Records from a collection of figures
..............................

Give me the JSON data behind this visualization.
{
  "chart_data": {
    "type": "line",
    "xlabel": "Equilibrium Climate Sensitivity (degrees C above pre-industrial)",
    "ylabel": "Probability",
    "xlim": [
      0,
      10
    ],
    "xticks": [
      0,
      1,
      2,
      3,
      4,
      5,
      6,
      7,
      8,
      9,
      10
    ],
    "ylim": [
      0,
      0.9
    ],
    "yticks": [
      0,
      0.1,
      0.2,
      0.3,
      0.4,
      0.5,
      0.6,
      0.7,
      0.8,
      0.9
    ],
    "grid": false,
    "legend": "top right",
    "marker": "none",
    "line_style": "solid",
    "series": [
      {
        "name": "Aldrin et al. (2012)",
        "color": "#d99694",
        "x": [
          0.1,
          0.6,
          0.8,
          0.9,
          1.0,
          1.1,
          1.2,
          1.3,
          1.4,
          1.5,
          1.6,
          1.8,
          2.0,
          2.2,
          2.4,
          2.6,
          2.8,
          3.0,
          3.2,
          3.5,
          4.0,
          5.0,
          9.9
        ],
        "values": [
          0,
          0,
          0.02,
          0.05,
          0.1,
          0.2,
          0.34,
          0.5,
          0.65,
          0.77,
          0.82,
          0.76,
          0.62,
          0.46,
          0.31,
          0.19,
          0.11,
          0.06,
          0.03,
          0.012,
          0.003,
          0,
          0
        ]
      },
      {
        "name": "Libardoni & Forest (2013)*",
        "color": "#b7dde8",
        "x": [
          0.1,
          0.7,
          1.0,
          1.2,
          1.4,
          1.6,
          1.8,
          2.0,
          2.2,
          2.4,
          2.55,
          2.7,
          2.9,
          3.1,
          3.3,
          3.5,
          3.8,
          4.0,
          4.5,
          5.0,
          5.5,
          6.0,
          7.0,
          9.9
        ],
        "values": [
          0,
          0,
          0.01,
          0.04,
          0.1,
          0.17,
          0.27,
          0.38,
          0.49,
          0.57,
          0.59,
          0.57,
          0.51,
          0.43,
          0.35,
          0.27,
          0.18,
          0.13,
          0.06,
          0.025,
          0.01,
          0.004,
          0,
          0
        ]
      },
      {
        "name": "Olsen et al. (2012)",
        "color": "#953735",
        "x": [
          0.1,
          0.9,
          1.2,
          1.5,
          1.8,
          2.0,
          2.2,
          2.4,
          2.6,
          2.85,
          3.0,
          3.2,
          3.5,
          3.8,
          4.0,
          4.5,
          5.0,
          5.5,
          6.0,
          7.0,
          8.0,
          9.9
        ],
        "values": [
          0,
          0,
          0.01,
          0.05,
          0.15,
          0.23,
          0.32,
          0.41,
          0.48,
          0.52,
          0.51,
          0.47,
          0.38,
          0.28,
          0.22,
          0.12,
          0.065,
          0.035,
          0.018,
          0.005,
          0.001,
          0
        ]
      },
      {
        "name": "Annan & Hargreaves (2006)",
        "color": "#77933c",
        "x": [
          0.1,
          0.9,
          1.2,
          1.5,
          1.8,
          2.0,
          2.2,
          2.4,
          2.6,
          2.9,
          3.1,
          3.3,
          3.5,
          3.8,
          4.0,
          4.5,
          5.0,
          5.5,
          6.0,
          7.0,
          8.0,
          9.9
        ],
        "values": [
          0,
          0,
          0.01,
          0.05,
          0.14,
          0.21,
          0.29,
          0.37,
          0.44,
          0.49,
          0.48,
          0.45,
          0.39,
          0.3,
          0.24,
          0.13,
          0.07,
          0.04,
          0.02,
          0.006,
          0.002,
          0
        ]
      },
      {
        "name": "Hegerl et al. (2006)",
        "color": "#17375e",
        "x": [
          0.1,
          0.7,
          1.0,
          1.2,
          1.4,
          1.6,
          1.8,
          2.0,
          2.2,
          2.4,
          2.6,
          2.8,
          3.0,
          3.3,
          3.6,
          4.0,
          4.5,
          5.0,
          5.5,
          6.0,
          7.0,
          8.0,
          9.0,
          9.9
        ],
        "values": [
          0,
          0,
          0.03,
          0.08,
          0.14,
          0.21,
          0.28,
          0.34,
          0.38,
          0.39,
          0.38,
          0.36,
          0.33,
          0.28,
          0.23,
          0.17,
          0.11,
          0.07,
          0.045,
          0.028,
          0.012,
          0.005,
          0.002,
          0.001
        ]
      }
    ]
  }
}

..............................

## Required work
Please repeat the material above, word for word and in full.

## Task result
Give me the JSON data behind this visualization.
{
  "chart_data": {
    "type": "line",
    "xlabel": "Equilibrium Climate Sensitivity (degrees C above pre-industrial)",
    "ylabel": "Probability",
    "xlim": [
      0,
      10
    ],
    "xticks": [
      0,
      1,
      2,
      3,
      4,
      5,
      6,
      7,
      8,
      9,
      10
    ],
    "ylim": [
      0,
      0.9
    ],
    "yticks": [
      0,
      0.1,
      0.2,
      0.3,
      0.4,
      0.5,
      0.6,
      0.7,
      0.8,
      0.9
    ],
    "grid": false,
    "legend": "top right",
    "marker": "none",
    "line_style": "solid",
    "series": [
      {
        "name": "Aldrin et al. (2012)",
        "color": "#d99694",
        "x": [
          0.1,
          0.6,
          0.8,
          0.9,
          1.0,
          1.1,
          1.2,
          1.3,
          1.4,
          1.5,
          1.6,
          1.8,
          2.0,
          2.2,
          2.4,
          2.6,
          2.8,
          3.0,
          3.2,
          3.5,
          4.0,
          5.0,
          9.9
        ],
        "values": [
          0,
          0,
          0.02,
          0.05,
          0.1,
          0.2,
          0.34,
          0.5,
          0.65,
          0.77,
          0.82,
          0.76,
          0.62,
          0.46,
          0.31,
          0.19,
          0.11,
          0.06,
          0.03,
          0.012,
          0.003,
          0,
          0
        ]
      },
      {
        "name": "Libardoni & Forest (2013)*",
        "color": "#b7dde8",
        "x": [
          0.1,
          0.7,
          1.0,
          1.2,
          1.4,
          1.6,
          1.8,
          2.0,
          2.2,
          2.4,
          2.55,
          2.7,
          2.9,
          3.1,
          3.3,
          3.5,
          3.8,
          4.0,
          4.5,
          5.0,
          5.5,
          6.0,
          7.0,
          9.9
        ],
        "values": [
          0,
          0,
          0.01,
          0.04,
          0.1,
          0.17,
          0.27,
          0.38,
          0.49,
          0.57,
          0.59,
          0.57,
          0.51,
          0.43,
          0.35,
          0.27,
          0.18,
          0.13,
          0.06,
          0.025,
          0.01,
          0.004,
          0,
          0
        ]
      },
      {
        "name": "Olsen et al. (2012)",
        "color": "#953735",
        "x": [
          0.1,
          0.9,
          1.2,
          1.5,
          1.8,
          2.0,
          2.2,
          2.4,
          2.6,
          2.85,
          3.0,
          3.2,
          3.5,
          3.8,
          4.0,
          4.5,
          5.0,
          5.5,
          6.0,
          7.0,
          8.0,
          9.9
        ],
        "values": [
          0,
          0,
          0.01,
          0.05,
          0.15,
          0.23,
          0.32,
          0.41,
          0.48,
          0.52,
          0.51,
          0.47,
          0.38,
          0.28,
          0.22,
          0.12,
          0.065,
          0.035,
          0.018,
          0.005,
          0.001,
          0
        ]
      },
      {
        "name": "Annan & Hargreaves (2006)",
        "color": "#77933c",
        "x": [
          0.1,
          0.9,
          1.2,
          1.5,
          1.8,
          2.0,
          2.2,
          2.4,
          2.6,
          2.9,
          3.1,
          3.3,
          3.5,
          3.8,
          4.0,
          4.5,
          5.0,
          5.5,
          6.0,
          7.0,
          8.0,
          9.9
        ],
        "values": [
          0,
          0,
          0.01,
          0.05,
          0.14,
          0.21,
          0.29,
          0.37,
          0.44,
          0.49,
          0.48,
          0.45,
          0.39,
          0.3,
          0.24,
          0.13,
          0.07,
          0.04,
          0.02,
          0.006,
          0.002,
          0
        ]
      },
      {
        "name": "Hegerl et al. (2006)",
        "color": "#17375e",
        "x": [
          0.1,
          0.7,
          1.0,
          1.2,
          1.4,
          1.6,
          1.8,
          2.0,
          2.2,
          2.4,
          2.6,
          2.8,
          3.0,
          3.3,
          3.6,
          4.0,
          4.5,
          5.0,
          5.5,
          6.0,
          7.0,
          8.0,
          9.0,
          9.9
        ],
        "values": [
          0,
          0,
          0.03,
          0.08,
          0.14,
          0.21,
          0.28,
          0.34,
          0.38,
          0.39,
          0.38,
          0.36,
          0.33,
          0.28,
          0.23,
          0.17,
          0.11,
          0.07,
          0.045,
          0.028,
          0.012,
          0.005,
          0.002,
          0.001
        ]
      }
    ]
  }
}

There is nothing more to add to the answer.